What you need to do: Extract all records. Keep each one exact.

Data listing:
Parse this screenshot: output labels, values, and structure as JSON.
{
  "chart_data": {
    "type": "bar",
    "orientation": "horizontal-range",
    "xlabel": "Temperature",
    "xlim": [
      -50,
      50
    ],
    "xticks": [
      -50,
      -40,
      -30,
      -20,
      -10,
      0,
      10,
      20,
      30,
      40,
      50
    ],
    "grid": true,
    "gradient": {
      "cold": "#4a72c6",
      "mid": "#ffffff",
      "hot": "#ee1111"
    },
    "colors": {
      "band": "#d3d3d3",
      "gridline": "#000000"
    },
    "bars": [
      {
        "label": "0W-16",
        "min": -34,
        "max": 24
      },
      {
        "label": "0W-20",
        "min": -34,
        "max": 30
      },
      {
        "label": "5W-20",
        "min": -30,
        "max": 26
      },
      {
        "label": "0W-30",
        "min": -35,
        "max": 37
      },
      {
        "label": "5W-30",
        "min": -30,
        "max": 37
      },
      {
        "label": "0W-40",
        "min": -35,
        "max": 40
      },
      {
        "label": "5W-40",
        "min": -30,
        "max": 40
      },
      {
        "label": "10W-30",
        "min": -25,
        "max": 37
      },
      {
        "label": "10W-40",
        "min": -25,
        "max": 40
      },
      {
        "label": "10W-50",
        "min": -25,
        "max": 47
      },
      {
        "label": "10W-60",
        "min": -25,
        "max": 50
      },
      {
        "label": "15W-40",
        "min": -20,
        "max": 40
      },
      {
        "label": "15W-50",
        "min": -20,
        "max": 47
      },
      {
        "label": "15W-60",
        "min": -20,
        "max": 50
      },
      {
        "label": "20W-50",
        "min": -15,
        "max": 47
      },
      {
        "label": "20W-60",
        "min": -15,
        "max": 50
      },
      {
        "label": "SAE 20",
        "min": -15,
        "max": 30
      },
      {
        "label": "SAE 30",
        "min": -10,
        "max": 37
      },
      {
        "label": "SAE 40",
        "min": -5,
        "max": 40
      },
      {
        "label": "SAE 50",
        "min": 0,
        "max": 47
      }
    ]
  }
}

Problem solution:
Parse this screenshot: output labels, values, and structure as JSON.
{
  "chart_data": {
    "type": "bar",
    "orientation": "horizontal-range",
    "xlabel": "Temperature",
    "xlim": [
      -50,
      50
    ],
    "xticks": [
      -50,
      -40,
      -30,
      -20,
      -10,
      0,
      10,
      20,
      30,
      40,
      50
    ],
    "grid": true,
    "gradient": {
      "cold": "#4a72c6",
      "mid": "#ffffff",
      "hot": "#ee1111"
    },
    "colors": {
      "band": "#d3d3d3",
      "gridline": "#000000"
    },
    "bars": [
      {
        "label": "0W-16",
        "min": -34,
        "max": 24
      },
      {
        "label": "0W-20",
        "min": -34,
        "max": 30
      },
      {
        "label": "5W-20",
        "min": -30,
        "max": 26
      },
      {
        "label": "0W-30",
        "min": -35,
        "max": 37
      },
      {
        "label": "5W-30",
        "min": -30,
        "max": 37
      },
      {
        "label": "0W-40",
        "min": -35,
        "max": 40
      },
      {
        "label": "5W-40",
        "min": -30,
        "max": 40
      },
      {
        "label": "10W-30",
        "min": -25,
        "max": 37
      },
      {
        "label": "10W-40",
        "min": -25,
        "max": 40
      },
      {
        "label": "10W-50",
        "min": -25,
        "max": 47
      },
      {
        "label": "10W-60",
        "min": -25,
        "max": 50
      },
      {
        "label": "15W-40",
        "min": -20,
        "max": 40
      },
      {
        "label": "15W-50",
        "min": -20,
        "max": 47
      },
      {
        "label": "15W-60",
        "min": -20,
        "max": 50
      },
      {
        "label": "20W-50",
        "min": -15,
        "max": 47
      },
      {
        "label": "20W-60",
        "min": -15,
        "max": 50
      },
      {
        "label": "SAE 20",
        "min": -15,
        "max": 30
      },
      {
        "label": "SAE 30",
        "min": -10,
        "max": 37
      },
      {
        "label": "SAE 40",
        "min": -5,
        "max": 40
      },
      {
        "label": "SAE 50",
        "min": 0,
        "max": 47
      }
    ]
  }
}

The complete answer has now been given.